## Work to be completed
Only lines with the string "xlabel" matter here; gather them from the material below.

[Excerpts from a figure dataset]
....

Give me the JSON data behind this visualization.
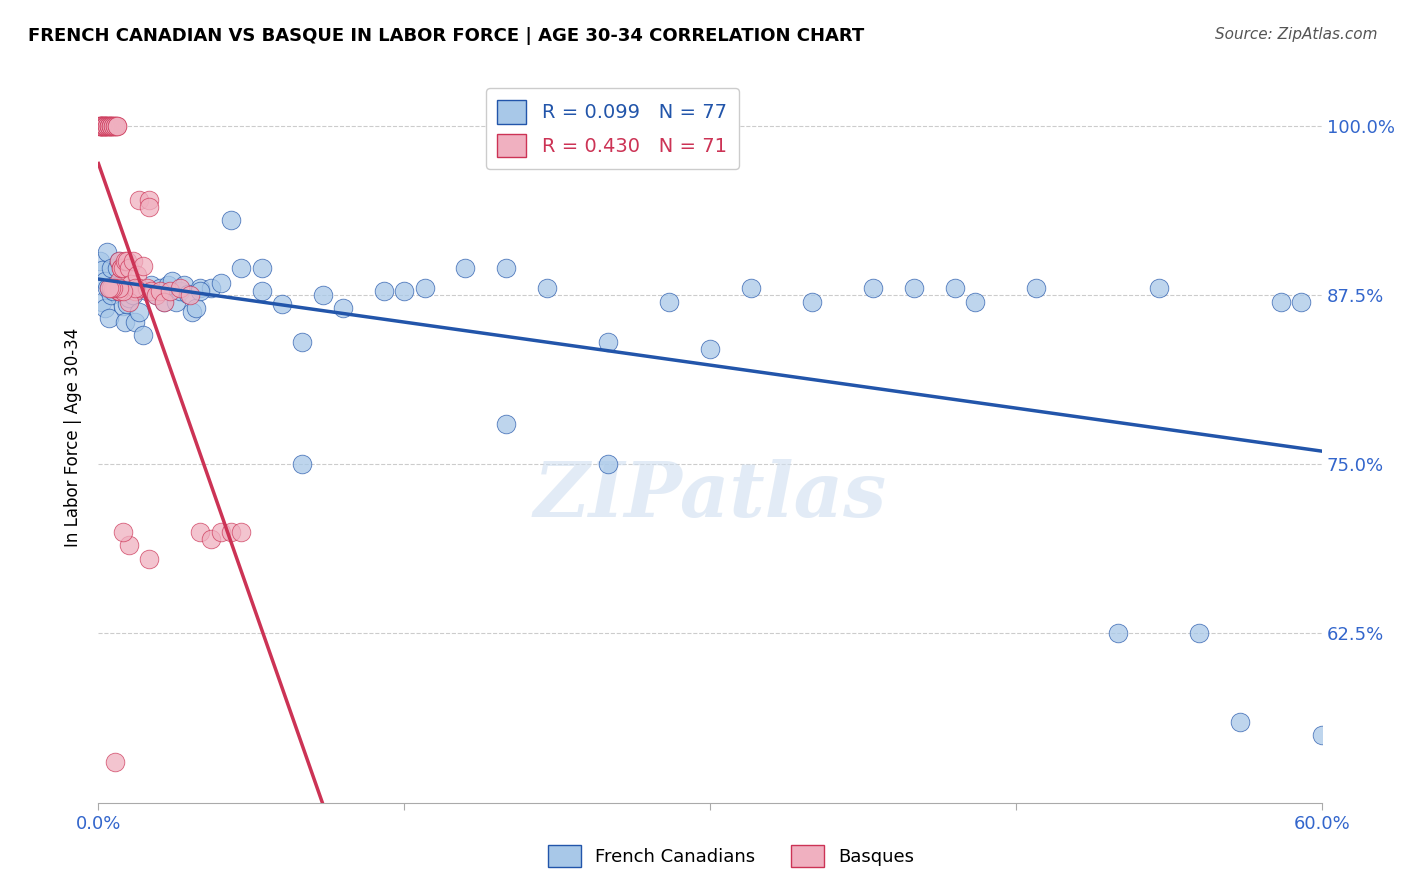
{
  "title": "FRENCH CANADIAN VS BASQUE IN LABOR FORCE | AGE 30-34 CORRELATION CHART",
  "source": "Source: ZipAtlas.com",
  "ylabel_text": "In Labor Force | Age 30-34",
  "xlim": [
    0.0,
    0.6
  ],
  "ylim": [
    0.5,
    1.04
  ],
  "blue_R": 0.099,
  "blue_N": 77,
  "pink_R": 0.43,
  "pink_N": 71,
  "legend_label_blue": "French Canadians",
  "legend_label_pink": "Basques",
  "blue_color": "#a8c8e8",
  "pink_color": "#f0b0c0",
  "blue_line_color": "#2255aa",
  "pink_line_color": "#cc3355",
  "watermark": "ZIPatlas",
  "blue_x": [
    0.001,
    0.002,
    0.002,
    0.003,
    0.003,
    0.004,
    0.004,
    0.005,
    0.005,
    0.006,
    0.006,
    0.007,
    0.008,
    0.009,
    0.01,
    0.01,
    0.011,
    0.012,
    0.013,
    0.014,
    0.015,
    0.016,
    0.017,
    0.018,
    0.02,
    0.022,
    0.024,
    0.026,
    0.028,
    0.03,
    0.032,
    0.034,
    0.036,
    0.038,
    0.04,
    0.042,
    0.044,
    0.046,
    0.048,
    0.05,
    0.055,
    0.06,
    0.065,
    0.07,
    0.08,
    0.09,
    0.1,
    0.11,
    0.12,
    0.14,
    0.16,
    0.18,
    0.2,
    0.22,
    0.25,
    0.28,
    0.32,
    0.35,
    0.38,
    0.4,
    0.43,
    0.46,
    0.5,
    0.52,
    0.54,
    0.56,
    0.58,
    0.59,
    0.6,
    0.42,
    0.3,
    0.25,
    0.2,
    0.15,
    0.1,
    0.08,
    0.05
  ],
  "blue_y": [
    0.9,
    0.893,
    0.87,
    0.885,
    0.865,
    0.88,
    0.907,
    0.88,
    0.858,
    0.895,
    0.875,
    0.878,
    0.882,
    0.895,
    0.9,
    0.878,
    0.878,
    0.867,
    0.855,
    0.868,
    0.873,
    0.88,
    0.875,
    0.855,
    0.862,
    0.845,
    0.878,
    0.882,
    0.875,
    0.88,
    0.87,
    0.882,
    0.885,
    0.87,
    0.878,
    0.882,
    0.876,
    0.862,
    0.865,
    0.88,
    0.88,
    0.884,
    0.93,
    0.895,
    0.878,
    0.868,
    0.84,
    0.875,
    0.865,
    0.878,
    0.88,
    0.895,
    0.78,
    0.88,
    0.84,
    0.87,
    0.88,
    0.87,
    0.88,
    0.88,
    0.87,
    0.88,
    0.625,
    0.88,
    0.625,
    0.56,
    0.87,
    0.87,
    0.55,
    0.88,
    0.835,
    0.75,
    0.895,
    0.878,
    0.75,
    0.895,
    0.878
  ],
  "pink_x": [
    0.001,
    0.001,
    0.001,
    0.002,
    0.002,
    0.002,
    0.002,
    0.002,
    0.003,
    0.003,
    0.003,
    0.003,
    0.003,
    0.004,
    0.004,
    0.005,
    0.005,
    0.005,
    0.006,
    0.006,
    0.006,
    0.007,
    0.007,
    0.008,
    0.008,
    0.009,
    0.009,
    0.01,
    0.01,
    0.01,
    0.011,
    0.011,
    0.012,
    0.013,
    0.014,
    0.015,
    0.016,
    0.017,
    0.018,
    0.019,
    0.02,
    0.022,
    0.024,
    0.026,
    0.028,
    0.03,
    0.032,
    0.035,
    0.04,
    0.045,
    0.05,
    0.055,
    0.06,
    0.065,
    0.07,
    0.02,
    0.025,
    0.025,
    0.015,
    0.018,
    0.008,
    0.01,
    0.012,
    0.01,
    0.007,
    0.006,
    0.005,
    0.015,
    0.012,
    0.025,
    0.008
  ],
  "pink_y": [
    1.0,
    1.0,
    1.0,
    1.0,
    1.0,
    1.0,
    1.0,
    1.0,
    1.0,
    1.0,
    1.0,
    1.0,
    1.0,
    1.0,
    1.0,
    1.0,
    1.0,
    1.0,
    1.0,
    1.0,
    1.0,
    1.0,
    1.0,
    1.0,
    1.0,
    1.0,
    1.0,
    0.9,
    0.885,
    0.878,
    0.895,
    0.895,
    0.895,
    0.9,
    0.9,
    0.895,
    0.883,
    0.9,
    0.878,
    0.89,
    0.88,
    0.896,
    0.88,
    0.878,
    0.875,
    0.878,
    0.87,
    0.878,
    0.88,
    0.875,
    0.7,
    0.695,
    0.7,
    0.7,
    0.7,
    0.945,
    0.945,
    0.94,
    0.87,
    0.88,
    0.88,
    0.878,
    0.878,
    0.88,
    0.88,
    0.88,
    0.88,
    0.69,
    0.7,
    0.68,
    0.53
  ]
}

....

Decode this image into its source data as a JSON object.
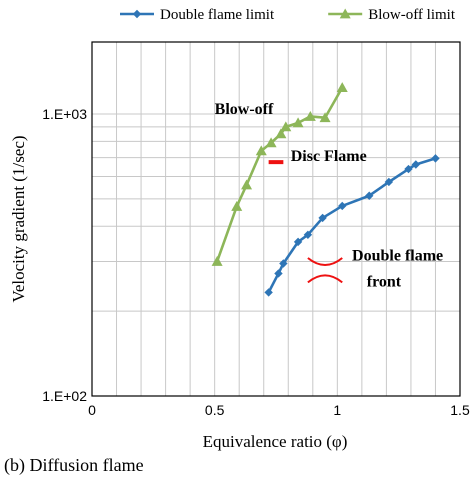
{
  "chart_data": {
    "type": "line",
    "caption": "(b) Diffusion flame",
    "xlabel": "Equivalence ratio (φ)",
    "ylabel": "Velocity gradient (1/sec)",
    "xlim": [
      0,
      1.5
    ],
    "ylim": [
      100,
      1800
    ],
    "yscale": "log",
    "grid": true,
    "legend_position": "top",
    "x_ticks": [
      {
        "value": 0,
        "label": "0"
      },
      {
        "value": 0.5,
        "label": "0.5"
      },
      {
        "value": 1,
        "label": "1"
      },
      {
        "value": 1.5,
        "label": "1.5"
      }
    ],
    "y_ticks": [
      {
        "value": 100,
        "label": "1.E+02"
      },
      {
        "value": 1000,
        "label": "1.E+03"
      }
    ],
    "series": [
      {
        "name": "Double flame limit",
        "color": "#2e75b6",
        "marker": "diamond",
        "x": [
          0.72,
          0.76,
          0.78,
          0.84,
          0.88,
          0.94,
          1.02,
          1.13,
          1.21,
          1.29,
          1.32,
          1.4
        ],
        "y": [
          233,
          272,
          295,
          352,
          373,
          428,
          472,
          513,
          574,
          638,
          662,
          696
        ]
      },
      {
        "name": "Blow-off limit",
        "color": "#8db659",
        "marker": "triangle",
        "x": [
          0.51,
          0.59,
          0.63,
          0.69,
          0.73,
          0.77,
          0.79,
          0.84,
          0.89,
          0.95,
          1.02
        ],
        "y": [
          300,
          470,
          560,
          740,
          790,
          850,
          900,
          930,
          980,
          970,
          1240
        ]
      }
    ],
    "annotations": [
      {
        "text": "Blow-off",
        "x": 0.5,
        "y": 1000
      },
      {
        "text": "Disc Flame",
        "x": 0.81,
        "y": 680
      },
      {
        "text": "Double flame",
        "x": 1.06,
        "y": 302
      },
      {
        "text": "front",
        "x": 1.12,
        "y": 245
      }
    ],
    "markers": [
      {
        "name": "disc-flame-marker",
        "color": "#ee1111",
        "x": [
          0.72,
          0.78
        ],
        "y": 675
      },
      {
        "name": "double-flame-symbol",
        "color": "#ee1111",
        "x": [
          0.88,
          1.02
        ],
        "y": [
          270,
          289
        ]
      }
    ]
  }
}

....

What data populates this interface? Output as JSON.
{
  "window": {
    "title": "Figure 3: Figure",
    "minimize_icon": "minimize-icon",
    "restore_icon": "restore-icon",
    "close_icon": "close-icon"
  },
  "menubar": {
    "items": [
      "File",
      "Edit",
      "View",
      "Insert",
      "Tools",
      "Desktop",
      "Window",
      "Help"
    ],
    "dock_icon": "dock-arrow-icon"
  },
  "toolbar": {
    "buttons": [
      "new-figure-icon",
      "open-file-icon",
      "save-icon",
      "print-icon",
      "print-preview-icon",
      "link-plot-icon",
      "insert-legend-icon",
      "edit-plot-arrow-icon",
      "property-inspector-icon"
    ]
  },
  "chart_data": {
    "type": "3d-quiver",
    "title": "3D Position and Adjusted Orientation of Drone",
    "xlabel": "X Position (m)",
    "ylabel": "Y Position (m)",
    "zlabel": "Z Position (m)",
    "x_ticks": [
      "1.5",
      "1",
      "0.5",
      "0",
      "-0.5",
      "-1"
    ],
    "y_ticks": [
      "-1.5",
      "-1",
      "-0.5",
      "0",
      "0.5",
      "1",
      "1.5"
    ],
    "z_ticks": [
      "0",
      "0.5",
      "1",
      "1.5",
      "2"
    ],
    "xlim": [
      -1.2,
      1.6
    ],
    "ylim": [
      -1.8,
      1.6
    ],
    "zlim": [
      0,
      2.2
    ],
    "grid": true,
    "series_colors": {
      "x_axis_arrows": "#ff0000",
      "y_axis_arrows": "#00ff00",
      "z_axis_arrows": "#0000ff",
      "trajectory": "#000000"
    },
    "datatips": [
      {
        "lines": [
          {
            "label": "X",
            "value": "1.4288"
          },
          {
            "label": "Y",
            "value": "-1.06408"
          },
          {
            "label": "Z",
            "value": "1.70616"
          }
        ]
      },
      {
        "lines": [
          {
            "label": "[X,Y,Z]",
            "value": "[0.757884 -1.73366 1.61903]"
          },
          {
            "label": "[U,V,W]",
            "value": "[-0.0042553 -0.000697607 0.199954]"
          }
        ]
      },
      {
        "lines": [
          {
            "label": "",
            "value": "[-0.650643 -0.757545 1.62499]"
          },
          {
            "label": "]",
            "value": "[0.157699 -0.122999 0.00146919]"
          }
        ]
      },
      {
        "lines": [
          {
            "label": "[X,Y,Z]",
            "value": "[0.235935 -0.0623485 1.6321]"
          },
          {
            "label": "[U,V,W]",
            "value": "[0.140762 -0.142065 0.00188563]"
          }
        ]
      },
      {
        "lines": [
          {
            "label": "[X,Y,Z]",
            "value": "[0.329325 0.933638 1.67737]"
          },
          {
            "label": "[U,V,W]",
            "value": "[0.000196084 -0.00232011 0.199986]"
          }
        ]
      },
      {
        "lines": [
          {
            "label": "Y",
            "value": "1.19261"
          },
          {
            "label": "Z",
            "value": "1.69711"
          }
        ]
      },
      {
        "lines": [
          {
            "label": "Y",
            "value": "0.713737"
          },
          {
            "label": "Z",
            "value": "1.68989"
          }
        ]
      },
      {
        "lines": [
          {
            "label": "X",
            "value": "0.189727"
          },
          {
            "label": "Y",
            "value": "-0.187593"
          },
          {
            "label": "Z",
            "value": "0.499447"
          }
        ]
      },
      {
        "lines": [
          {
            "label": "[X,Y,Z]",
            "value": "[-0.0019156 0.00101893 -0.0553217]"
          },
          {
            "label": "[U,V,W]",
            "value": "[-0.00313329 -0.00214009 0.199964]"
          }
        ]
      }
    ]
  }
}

....

## Correct response
    "xlabel": "Equivalence ratio (φ)",
    "xlabel": "X Position (m)",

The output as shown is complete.